## Problem statement
Return the entries verbatim, beginning at the line that contains "I need the location" and stopping after the line that contains "ninjatrader-app-icon xyxy=(4,3,18,17)". Leave the pictures out of your answer.

## Material provided
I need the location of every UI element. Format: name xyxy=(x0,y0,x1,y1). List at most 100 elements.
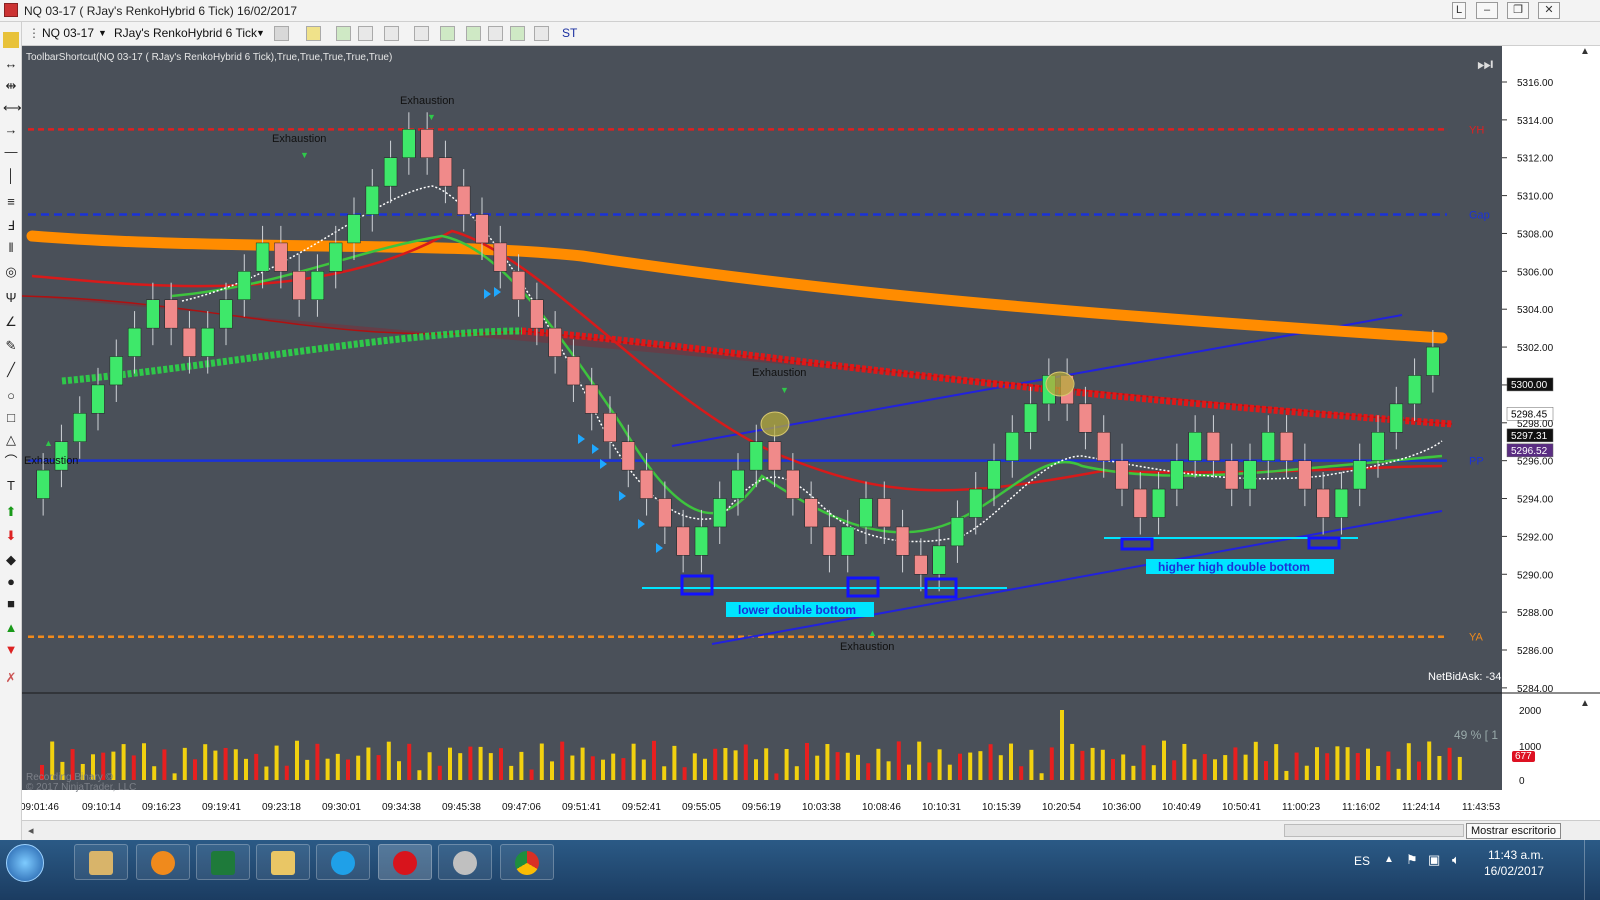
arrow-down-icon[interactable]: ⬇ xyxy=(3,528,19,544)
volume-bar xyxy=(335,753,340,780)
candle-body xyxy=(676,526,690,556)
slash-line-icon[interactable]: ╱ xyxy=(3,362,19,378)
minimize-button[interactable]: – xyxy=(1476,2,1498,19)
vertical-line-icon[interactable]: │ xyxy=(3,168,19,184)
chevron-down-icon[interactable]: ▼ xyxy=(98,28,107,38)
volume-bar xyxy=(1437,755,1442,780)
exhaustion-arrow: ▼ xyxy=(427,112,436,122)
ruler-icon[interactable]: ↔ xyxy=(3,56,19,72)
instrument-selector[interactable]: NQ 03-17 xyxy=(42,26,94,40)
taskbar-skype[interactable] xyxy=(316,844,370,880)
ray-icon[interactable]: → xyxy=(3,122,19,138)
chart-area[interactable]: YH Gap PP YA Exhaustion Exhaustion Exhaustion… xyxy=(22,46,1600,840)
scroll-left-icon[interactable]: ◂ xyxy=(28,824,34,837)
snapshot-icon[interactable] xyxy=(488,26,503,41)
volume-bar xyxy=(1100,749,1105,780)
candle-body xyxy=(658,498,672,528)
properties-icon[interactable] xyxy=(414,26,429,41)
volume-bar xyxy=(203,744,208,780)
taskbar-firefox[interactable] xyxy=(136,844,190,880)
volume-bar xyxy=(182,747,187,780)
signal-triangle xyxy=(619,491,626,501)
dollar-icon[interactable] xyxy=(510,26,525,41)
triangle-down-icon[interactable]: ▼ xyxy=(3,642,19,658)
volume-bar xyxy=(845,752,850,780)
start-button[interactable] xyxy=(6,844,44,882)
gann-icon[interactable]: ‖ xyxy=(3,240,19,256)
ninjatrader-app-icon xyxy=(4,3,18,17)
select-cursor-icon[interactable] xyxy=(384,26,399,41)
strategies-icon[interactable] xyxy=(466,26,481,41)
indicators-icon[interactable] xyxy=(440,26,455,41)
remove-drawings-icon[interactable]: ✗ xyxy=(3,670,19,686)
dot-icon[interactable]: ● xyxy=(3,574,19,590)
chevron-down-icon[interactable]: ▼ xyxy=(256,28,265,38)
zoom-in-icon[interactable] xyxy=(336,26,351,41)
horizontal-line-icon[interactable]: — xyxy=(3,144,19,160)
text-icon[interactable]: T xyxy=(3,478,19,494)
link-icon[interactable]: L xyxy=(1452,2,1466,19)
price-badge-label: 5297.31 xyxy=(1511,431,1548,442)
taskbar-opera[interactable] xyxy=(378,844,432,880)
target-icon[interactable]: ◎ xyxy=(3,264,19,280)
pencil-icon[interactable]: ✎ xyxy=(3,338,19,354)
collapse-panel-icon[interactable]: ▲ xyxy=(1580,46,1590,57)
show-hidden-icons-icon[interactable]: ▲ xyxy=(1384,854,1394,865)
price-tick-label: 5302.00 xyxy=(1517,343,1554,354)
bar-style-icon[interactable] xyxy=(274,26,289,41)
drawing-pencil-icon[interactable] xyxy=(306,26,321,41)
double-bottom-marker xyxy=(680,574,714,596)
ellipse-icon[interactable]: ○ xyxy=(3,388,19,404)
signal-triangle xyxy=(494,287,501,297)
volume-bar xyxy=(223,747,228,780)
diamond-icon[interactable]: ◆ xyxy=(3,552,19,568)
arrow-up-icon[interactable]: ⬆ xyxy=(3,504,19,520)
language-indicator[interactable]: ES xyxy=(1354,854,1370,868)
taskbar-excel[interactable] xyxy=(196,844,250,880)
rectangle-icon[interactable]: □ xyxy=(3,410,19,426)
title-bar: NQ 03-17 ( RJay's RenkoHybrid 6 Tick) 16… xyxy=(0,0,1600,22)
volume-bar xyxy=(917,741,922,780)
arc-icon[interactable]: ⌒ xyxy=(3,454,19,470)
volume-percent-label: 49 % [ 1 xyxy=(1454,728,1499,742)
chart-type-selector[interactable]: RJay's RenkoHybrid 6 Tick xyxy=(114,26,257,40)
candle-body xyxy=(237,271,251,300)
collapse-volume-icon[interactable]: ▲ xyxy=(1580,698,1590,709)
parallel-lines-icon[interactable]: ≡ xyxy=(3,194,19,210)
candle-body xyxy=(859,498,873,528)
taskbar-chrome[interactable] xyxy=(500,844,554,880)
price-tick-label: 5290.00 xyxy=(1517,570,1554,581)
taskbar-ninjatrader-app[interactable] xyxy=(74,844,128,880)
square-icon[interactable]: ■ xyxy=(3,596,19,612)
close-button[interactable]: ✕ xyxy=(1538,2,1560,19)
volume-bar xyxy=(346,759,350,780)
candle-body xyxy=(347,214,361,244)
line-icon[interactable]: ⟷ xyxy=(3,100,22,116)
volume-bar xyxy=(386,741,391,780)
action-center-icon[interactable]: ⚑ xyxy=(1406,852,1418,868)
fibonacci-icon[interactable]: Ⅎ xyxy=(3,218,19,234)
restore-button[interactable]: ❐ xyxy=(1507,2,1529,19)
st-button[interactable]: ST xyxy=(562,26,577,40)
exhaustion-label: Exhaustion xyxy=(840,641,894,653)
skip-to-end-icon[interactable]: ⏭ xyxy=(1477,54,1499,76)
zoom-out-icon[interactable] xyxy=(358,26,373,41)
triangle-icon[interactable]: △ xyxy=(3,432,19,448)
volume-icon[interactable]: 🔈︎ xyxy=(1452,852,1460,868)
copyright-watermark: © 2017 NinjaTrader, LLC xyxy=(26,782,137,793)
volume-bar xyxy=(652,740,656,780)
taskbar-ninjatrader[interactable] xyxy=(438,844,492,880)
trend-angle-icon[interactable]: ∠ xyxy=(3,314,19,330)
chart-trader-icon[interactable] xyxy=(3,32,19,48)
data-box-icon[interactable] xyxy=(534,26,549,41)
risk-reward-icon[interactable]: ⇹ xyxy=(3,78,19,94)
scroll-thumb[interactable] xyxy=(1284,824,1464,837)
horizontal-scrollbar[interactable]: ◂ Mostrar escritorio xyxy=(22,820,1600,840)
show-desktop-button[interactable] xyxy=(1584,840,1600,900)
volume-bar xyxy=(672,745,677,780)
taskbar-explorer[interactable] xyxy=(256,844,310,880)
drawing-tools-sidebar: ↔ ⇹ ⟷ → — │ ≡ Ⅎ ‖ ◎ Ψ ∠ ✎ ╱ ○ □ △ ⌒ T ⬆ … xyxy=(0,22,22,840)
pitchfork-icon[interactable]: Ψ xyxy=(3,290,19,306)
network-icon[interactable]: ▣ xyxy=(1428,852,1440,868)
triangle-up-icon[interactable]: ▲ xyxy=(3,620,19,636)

---

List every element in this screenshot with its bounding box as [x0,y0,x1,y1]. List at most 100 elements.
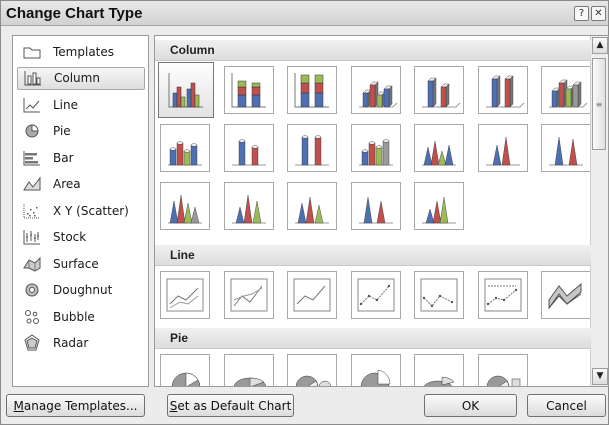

## Correct output
I need the location of every UI element. Format: name xyxy=(x0,y0,x1,y1). List at most 100 elements.
arrow-down-icon[interactable]: ⬇ xyxy=(3,528,19,544)
volume-bar xyxy=(335,753,340,780)
candle-body xyxy=(676,526,690,556)
slash-line-icon[interactable]: ╱ xyxy=(3,362,19,378)
minimize-button[interactable]: – xyxy=(1476,2,1498,19)
vertical-line-icon[interactable]: │ xyxy=(3,168,19,184)
chevron-down-icon[interactable]: ▼ xyxy=(98,28,107,38)
volume-bar xyxy=(1437,755,1442,780)
exhaustion-arrow: ▼ xyxy=(427,112,436,122)
ruler-icon[interactable]: ↔ xyxy=(3,56,19,72)
instrument-selector[interactable]: NQ 03-17 xyxy=(42,26,94,40)
taskbar-skype[interactable] xyxy=(316,844,370,880)
ray-icon[interactable]: → xyxy=(3,122,19,138)
chart-area[interactable]: YH Gap PP YA Exhaustion Exhaustion Exhaustion… xyxy=(22,46,1600,840)
scroll-left-icon[interactable]: ◂ xyxy=(28,824,34,837)
snapshot-icon[interactable] xyxy=(488,26,503,41)
volume-bar xyxy=(1100,749,1105,780)
candle-body xyxy=(658,498,672,528)
properties-icon[interactable] xyxy=(414,26,429,41)
volume-bar xyxy=(203,744,208,780)
taskbar-firefox[interactable] xyxy=(136,844,190,880)
volume-bar xyxy=(182,747,187,780)
signal-triangle xyxy=(619,491,626,501)
dollar-icon[interactable] xyxy=(510,26,525,41)
triangle-down-icon[interactable]: ▼ xyxy=(3,642,19,658)
volume-bar xyxy=(845,752,850,780)
start-button[interactable] xyxy=(6,844,44,882)
gann-icon[interactable]: ‖ xyxy=(3,240,19,256)
ninjatrader-app-icon xyxy=(4,3,18,17)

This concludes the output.